■ Goal:
Give the number of lines that include the word "title", and nothing else.
----
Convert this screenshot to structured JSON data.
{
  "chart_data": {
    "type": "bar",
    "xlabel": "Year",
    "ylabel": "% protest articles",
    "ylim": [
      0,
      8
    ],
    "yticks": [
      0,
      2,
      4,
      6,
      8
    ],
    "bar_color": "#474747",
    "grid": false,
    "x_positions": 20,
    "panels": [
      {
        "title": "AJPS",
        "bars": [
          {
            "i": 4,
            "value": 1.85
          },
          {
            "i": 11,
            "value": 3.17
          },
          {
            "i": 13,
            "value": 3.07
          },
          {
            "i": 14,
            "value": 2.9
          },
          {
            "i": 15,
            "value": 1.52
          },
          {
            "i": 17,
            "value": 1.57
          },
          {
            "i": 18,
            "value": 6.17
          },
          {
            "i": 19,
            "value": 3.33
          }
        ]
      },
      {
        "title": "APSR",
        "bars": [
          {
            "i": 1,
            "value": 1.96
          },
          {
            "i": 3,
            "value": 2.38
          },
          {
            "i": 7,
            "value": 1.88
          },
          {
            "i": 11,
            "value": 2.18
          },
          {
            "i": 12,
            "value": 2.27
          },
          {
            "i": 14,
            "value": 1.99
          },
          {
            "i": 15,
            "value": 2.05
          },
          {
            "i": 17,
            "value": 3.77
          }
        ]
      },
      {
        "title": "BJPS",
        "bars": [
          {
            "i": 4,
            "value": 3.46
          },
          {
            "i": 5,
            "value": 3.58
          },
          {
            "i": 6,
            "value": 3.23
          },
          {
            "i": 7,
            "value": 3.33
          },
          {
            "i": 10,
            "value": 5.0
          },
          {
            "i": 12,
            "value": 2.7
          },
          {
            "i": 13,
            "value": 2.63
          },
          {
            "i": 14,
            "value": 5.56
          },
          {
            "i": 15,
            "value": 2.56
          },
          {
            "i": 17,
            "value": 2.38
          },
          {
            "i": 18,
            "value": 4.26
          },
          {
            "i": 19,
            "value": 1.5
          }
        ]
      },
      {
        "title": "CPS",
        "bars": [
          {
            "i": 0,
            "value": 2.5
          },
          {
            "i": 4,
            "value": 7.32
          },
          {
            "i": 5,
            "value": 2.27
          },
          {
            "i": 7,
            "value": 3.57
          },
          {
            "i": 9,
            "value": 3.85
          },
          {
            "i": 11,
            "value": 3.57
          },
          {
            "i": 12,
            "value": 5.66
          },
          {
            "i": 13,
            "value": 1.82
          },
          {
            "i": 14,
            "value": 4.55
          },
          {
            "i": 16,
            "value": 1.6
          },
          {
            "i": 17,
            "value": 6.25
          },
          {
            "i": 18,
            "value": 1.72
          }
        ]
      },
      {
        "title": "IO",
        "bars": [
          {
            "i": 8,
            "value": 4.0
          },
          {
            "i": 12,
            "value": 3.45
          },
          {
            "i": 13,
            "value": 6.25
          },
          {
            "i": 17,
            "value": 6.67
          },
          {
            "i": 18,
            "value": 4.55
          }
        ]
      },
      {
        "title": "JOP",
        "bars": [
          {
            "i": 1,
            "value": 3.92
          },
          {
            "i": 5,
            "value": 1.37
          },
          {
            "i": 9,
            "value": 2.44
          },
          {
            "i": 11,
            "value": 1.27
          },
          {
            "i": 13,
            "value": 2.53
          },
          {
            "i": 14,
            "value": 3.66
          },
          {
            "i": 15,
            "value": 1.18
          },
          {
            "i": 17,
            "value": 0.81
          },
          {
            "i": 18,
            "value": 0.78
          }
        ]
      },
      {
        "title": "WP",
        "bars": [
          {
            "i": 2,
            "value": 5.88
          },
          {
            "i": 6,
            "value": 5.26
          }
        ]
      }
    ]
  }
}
----
■ The completed task:
7